Figure record listings:
=======
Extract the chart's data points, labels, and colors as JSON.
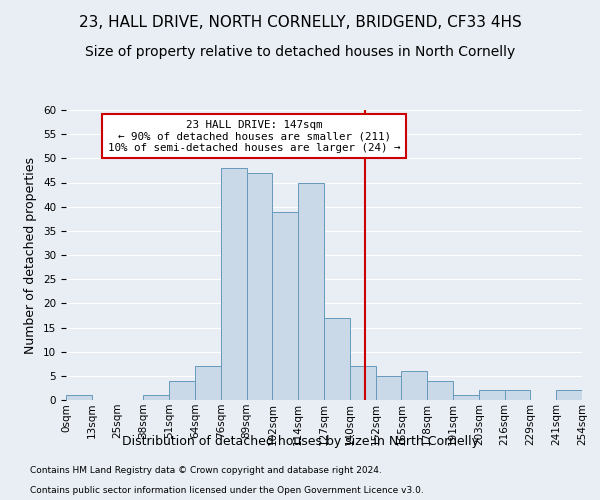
{
  "title": "23, HALL DRIVE, NORTH CORNELLY, BRIDGEND, CF33 4HS",
  "subtitle": "Size of property relative to detached houses in North Cornelly",
  "xlabel": "Distribution of detached houses by size in North Cornelly",
  "ylabel": "Number of detached properties",
  "footnote1": "Contains HM Land Registry data © Crown copyright and database right 2024.",
  "footnote2": "Contains public sector information licensed under the Open Government Licence v3.0.",
  "bin_labels": [
    "0sqm",
    "13sqm",
    "25sqm",
    "38sqm",
    "51sqm",
    "64sqm",
    "76sqm",
    "89sqm",
    "102sqm",
    "114sqm",
    "127sqm",
    "140sqm",
    "152sqm",
    "165sqm",
    "178sqm",
    "191sqm",
    "203sqm",
    "216sqm",
    "229sqm",
    "241sqm",
    "254sqm"
  ],
  "bar_heights": [
    1,
    0,
    0,
    1,
    4,
    7,
    48,
    47,
    39,
    45,
    17,
    7,
    5,
    6,
    4,
    1,
    2,
    2,
    0,
    2
  ],
  "bar_color": "#c9d9e8",
  "bar_edge_color": "#6699bb",
  "annotation_text": "23 HALL DRIVE: 147sqm\n← 90% of detached houses are smaller (211)\n10% of semi-detached houses are larger (24) →",
  "vline_color": "#cc0000",
  "annotation_box_color": "#ffffff",
  "annotation_box_edge": "#cc0000",
  "ylim": [
    0,
    60
  ],
  "yticks": [
    0,
    5,
    10,
    15,
    20,
    25,
    30,
    35,
    40,
    45,
    50,
    55,
    60
  ],
  "bg_color": "#e8eef4",
  "plot_bg_color": "#e8eef4",
  "title_fontsize": 11,
  "subtitle_fontsize": 10,
  "axis_label_fontsize": 9,
  "tick_fontsize": 7.5
}
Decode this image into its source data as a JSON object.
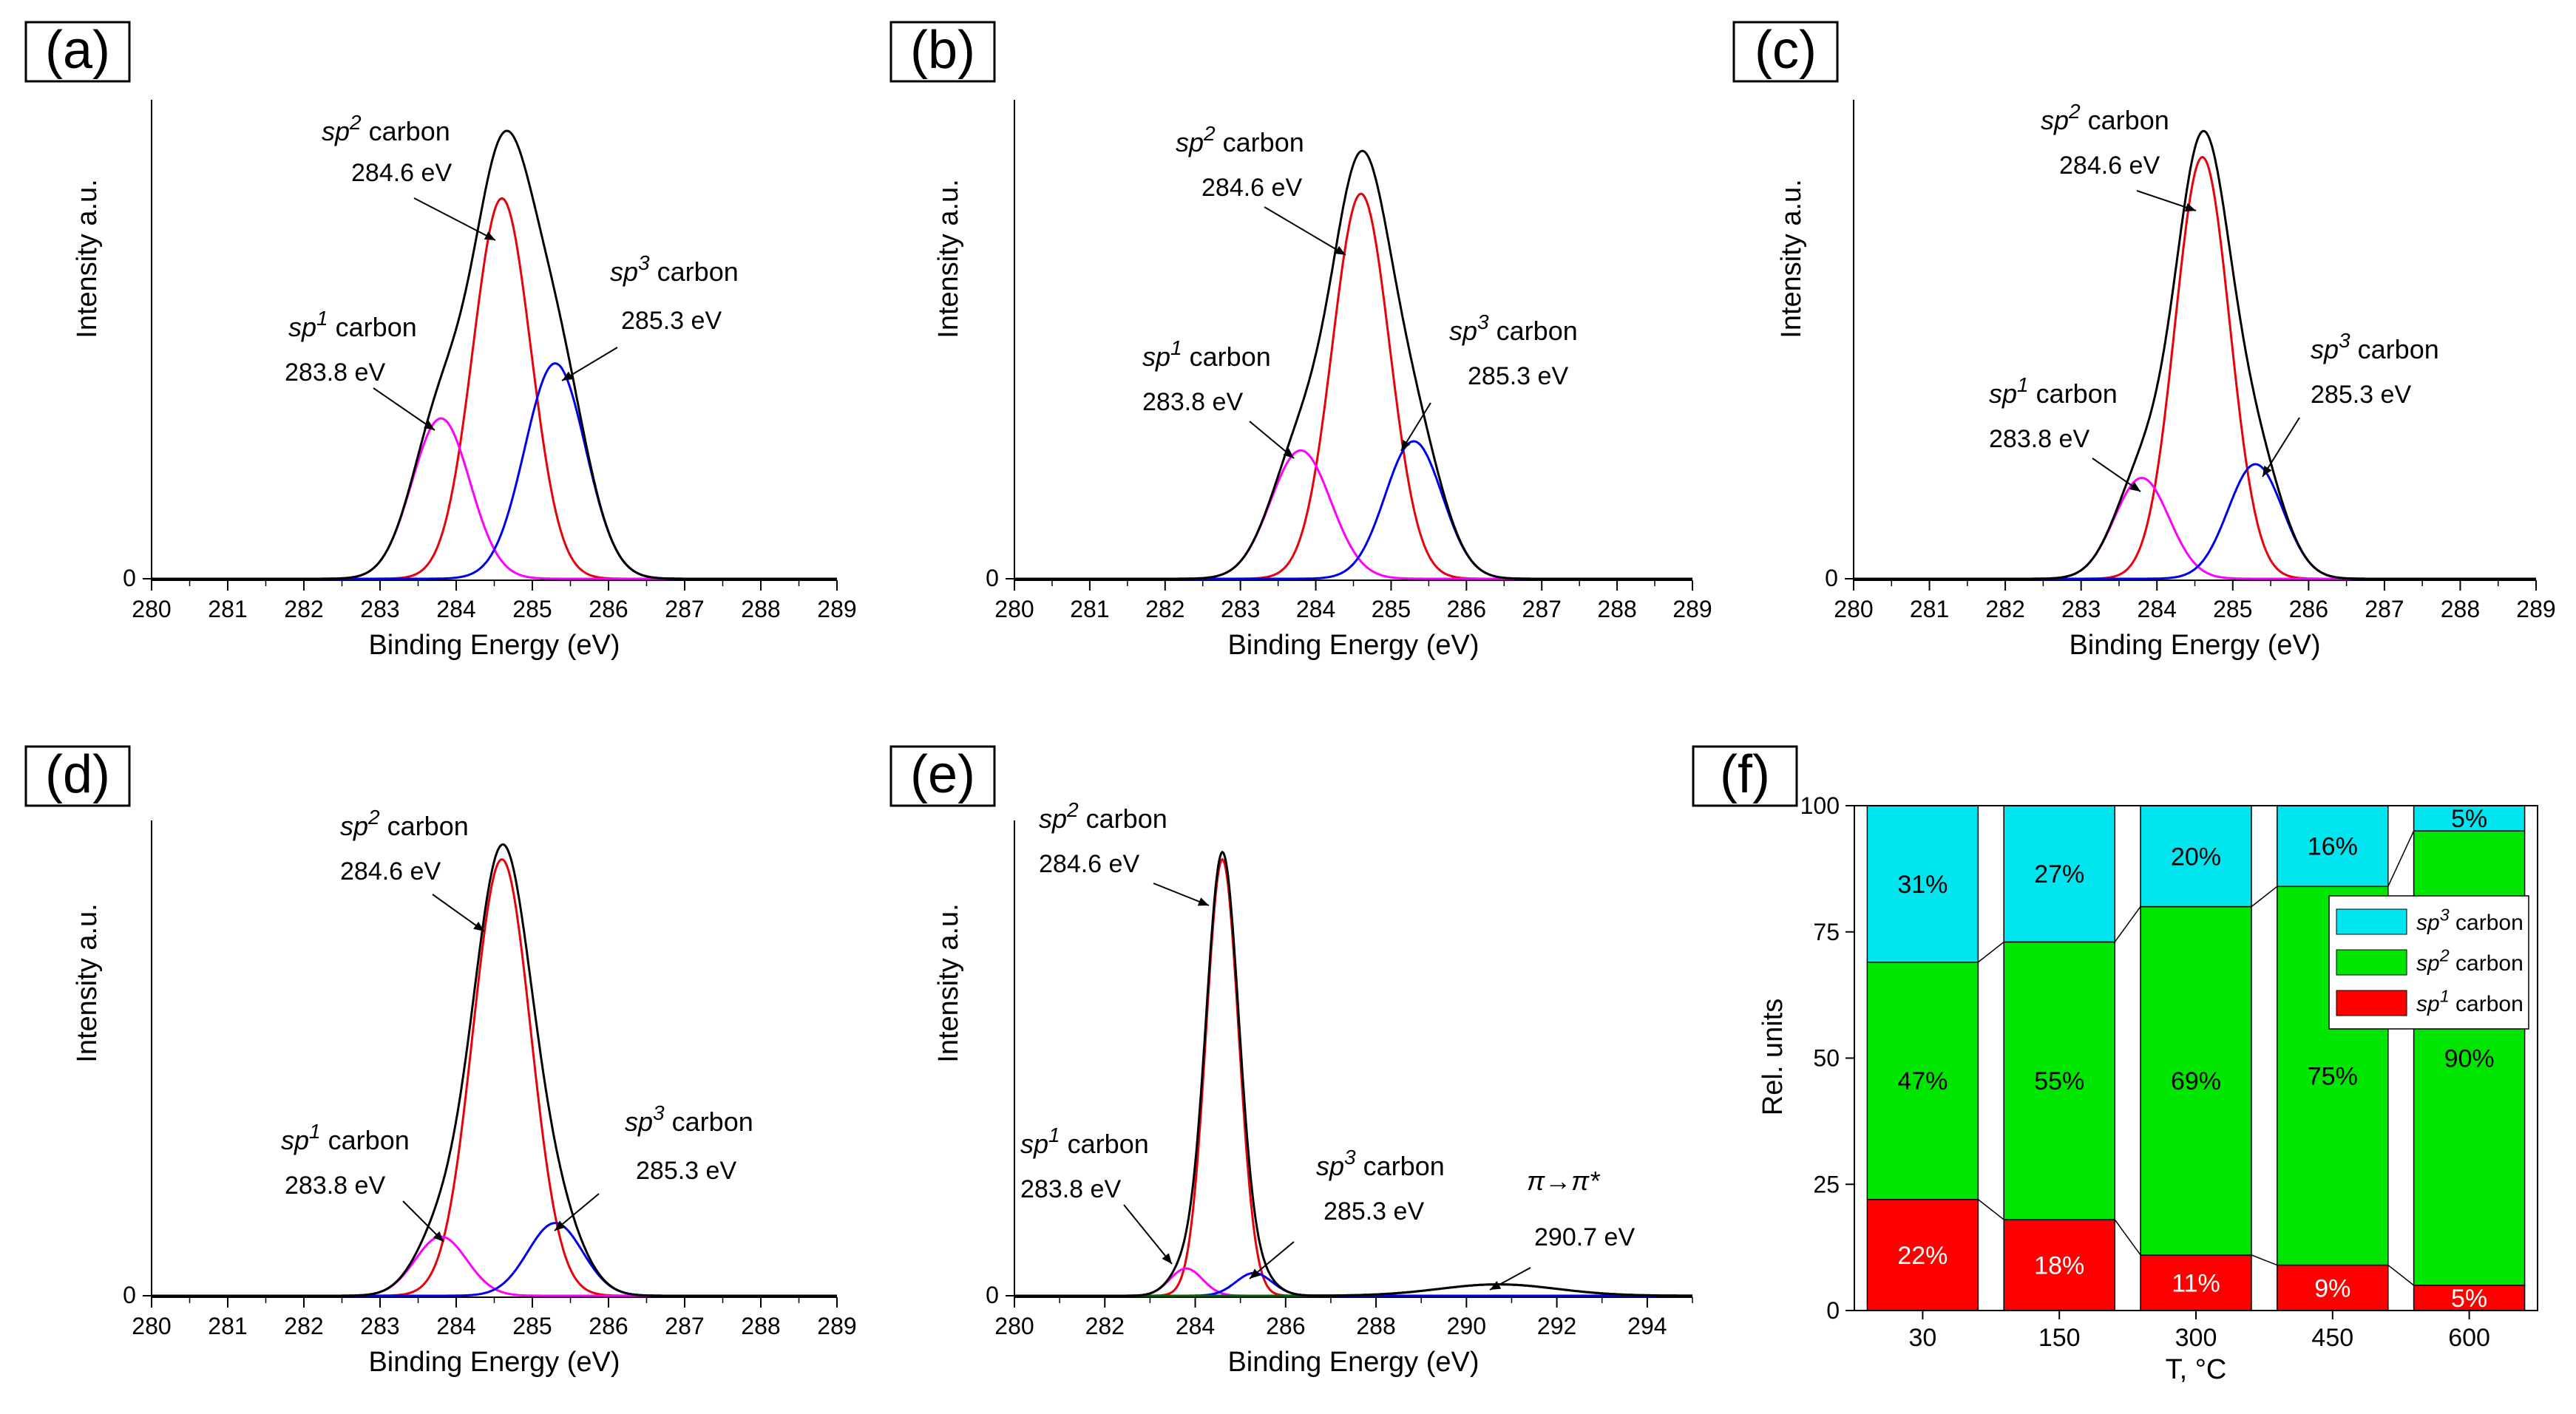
{
  "figure": {
    "description_panels": [
      "a",
      "b",
      "c",
      "d",
      "e",
      "f"
    ]
  },
  "chart_data": [
    {
      "id": "a",
      "type": "line",
      "panel_label": "(a)",
      "xlabel": "Binding Energy (eV)",
      "ylabel": "Intensity a.u.",
      "y_zero_label": "0",
      "xlim": [
        280,
        289
      ],
      "xticks": [
        "280",
        "281",
        "282",
        "283",
        "284",
        "285",
        "286",
        "287",
        "288",
        "289"
      ],
      "peak_height": 1.0,
      "series": [
        {
          "name": "envelope",
          "color": "#000000"
        },
        {
          "name": "sp2 carbon",
          "center": 284.6,
          "height": 0.83,
          "width": 0.38,
          "color": "#e8000b"
        },
        {
          "name": "sp1 carbon",
          "center": 283.8,
          "height": 0.35,
          "width": 0.38,
          "color": "#ff00ff"
        },
        {
          "name": "sp3 carbon",
          "center": 285.3,
          "height": 0.47,
          "width": 0.4,
          "color": "#0000ee"
        }
      ],
      "annotations": [
        {
          "id": "sp2",
          "prefix": "sp",
          "sup": "2",
          "suffix": " carbon",
          "energy": "284.6 eV"
        },
        {
          "id": "sp1",
          "prefix": "sp",
          "sup": "1",
          "suffix": " carbon",
          "energy": "283.8 eV"
        },
        {
          "id": "sp3",
          "prefix": "sp",
          "sup": "3",
          "suffix": " carbon",
          "energy": "285.3 eV"
        }
      ]
    },
    {
      "id": "b",
      "type": "line",
      "panel_label": "(b)",
      "xlabel": "Binding Energy (eV)",
      "ylabel": "Intensity a.u.",
      "y_zero_label": "0",
      "xlim": [
        280,
        289
      ],
      "xticks": [
        "280",
        "281",
        "282",
        "283",
        "284",
        "285",
        "286",
        "287",
        "288",
        "289"
      ],
      "series": [
        {
          "name": "envelope",
          "color": "#000000"
        },
        {
          "name": "sp2 carbon",
          "center": 284.6,
          "height": 0.84,
          "width": 0.38,
          "color": "#e8000b"
        },
        {
          "name": "sp1 carbon",
          "center": 283.8,
          "height": 0.28,
          "width": 0.4,
          "color": "#ff00ff"
        },
        {
          "name": "sp3 carbon",
          "center": 285.3,
          "height": 0.3,
          "width": 0.38,
          "color": "#0000ee"
        }
      ],
      "annotations": [
        {
          "id": "sp2",
          "prefix": "sp",
          "sup": "2",
          "suffix": " carbon",
          "energy": "284.6 eV"
        },
        {
          "id": "sp1",
          "prefix": "sp",
          "sup": "1",
          "suffix": " carbon",
          "energy": "283.8 eV"
        },
        {
          "id": "sp3",
          "prefix": "sp",
          "sup": "3",
          "suffix": " carbon",
          "energy": "285.3 eV"
        }
      ]
    },
    {
      "id": "c",
      "type": "line",
      "panel_label": "(c)",
      "xlabel": "Binding Energy (eV)",
      "ylabel": "Intensity a.u.",
      "y_zero_label": "0",
      "xlim": [
        280,
        289
      ],
      "xticks": [
        "280",
        "281",
        "282",
        "283",
        "284",
        "285",
        "286",
        "287",
        "288",
        "289"
      ],
      "series": [
        {
          "name": "envelope",
          "color": "#000000"
        },
        {
          "name": "sp2 carbon",
          "center": 284.6,
          "height": 0.92,
          "width": 0.36,
          "color": "#e8000b"
        },
        {
          "name": "sp1 carbon",
          "center": 283.8,
          "height": 0.22,
          "width": 0.36,
          "color": "#ff00ff"
        },
        {
          "name": "sp3 carbon",
          "center": 285.3,
          "height": 0.25,
          "width": 0.36,
          "color": "#0000ee"
        }
      ],
      "annotations": [
        {
          "id": "sp2",
          "prefix": "sp",
          "sup": "2",
          "suffix": " carbon",
          "energy": "284.6 eV"
        },
        {
          "id": "sp1",
          "prefix": "sp",
          "sup": "1",
          "suffix": " carbon",
          "energy": "283.8 eV"
        },
        {
          "id": "sp3",
          "prefix": "sp",
          "sup": "3",
          "suffix": " carbon",
          "energy": "285.3 eV"
        }
      ]
    },
    {
      "id": "d",
      "type": "line",
      "panel_label": "(d)",
      "xlabel": "Binding Energy (eV)",
      "ylabel": "Intensity a.u.",
      "y_zero_label": "0",
      "xlim": [
        280,
        289
      ],
      "xticks": [
        "280",
        "281",
        "282",
        "283",
        "284",
        "285",
        "286",
        "287",
        "288",
        "289"
      ],
      "series": [
        {
          "name": "envelope",
          "color": "#000000"
        },
        {
          "name": "sp2 carbon",
          "center": 284.6,
          "height": 0.96,
          "width": 0.38,
          "color": "#e8000b"
        },
        {
          "name": "sp1 carbon",
          "center": 283.8,
          "height": 0.13,
          "width": 0.34,
          "color": "#ff00ff"
        },
        {
          "name": "sp3 carbon",
          "center": 285.3,
          "height": 0.16,
          "width": 0.36,
          "color": "#0000ee"
        }
      ],
      "annotations": [
        {
          "id": "sp2",
          "prefix": "sp",
          "sup": "2",
          "suffix": " carbon",
          "energy": "284.6 eV"
        },
        {
          "id": "sp1",
          "prefix": "sp",
          "sup": "1",
          "suffix": " carbon",
          "energy": "283.8 eV"
        },
        {
          "id": "sp3",
          "prefix": "sp",
          "sup": "3",
          "suffix": " carbon",
          "energy": "285.3 eV"
        }
      ]
    },
    {
      "id": "e",
      "type": "line",
      "panel_label": "(e)",
      "xlabel": "Binding Energy (eV)",
      "ylabel": "Intensity a.u.",
      "y_zero_label": "0",
      "xlim": [
        280,
        295
      ],
      "xticks": [
        "280",
        "282",
        "284",
        "286",
        "288",
        "290",
        "292",
        "294"
      ],
      "series": [
        {
          "name": "envelope",
          "color": "#000000"
        },
        {
          "name": "sp2 carbon",
          "center": 284.6,
          "height": 0.96,
          "width": 0.36,
          "color": "#e8000b"
        },
        {
          "name": "sp1 carbon",
          "center": 283.8,
          "height": 0.06,
          "width": 0.36,
          "color": "#ff00ff"
        },
        {
          "name": "sp3 carbon",
          "center": 285.3,
          "height": 0.05,
          "width": 0.4,
          "color": "#0000ee"
        },
        {
          "name": "pi-pi* satellite",
          "center": 290.7,
          "height": 0.025,
          "width": 1.3,
          "color": "#006400"
        }
      ],
      "annotations": [
        {
          "id": "sp2",
          "prefix": "sp",
          "sup": "2",
          "suffix": " carbon",
          "energy": "284.6 eV"
        },
        {
          "id": "sp1",
          "prefix": "sp",
          "sup": "1",
          "suffix": " carbon",
          "energy": "283.8 eV"
        },
        {
          "id": "sp3",
          "prefix": "sp",
          "sup": "3",
          "suffix": " carbon",
          "energy": "285.3 eV"
        },
        {
          "id": "pi",
          "prefix": "π→π*",
          "sup": "",
          "suffix": "",
          "energy": "290.7 eV"
        }
      ]
    },
    {
      "id": "f",
      "type": "bar",
      "stacked": true,
      "panel_label": "(f)",
      "xlabel": "T, °C",
      "ylabel": "Rel. units",
      "ylim": [
        0,
        100
      ],
      "yticks": [
        "0",
        "25",
        "50",
        "75",
        "100"
      ],
      "categories": [
        "30",
        "150",
        "300",
        "450",
        "600"
      ],
      "series": [
        {
          "name": "sp1 carbon",
          "sup": "1",
          "color": "#ff0000",
          "values": [
            22,
            18,
            11,
            9,
            5
          ],
          "labels": [
            "22%",
            "18%",
            "11%",
            "9%",
            "5%"
          ]
        },
        {
          "name": "sp2 carbon",
          "sup": "2",
          "color": "#00e600",
          "values": [
            47,
            55,
            69,
            75,
            90
          ],
          "labels": [
            "47%",
            "55%",
            "69%",
            "75%",
            "90%"
          ]
        },
        {
          "name": "sp3 carbon",
          "sup": "3",
          "color": "#00e5ee",
          "values": [
            31,
            27,
            20,
            16,
            5
          ],
          "labels": [
            "31%",
            "27%",
            "20%",
            "16%",
            "5%"
          ]
        }
      ],
      "legend": {
        "position": "right",
        "entries": [
          {
            "prefix": "sp",
            "sup": "3",
            "suffix": " carbon",
            "color": "#00e5ee"
          },
          {
            "prefix": "sp",
            "sup": "2",
            "suffix": " carbon",
            "color": "#00e600"
          },
          {
            "prefix": "sp",
            "sup": "1",
            "suffix": " carbon",
            "color": "#ff0000"
          }
        ]
      }
    }
  ]
}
=======
* _Directions for this task_:
Look through the listing and extract every line with "DRIVE" in it.

* _Written response_:
  "title": "23, HALL DRIVE, NORTH CORNELLY, BRIDGEND, CF33 4HS",
  "annotation_text": "23 HALL DRIVE: 147sqm\n← 90% of detached houses are smaller (211)\n10% of semi-detached houses are larger (24) →",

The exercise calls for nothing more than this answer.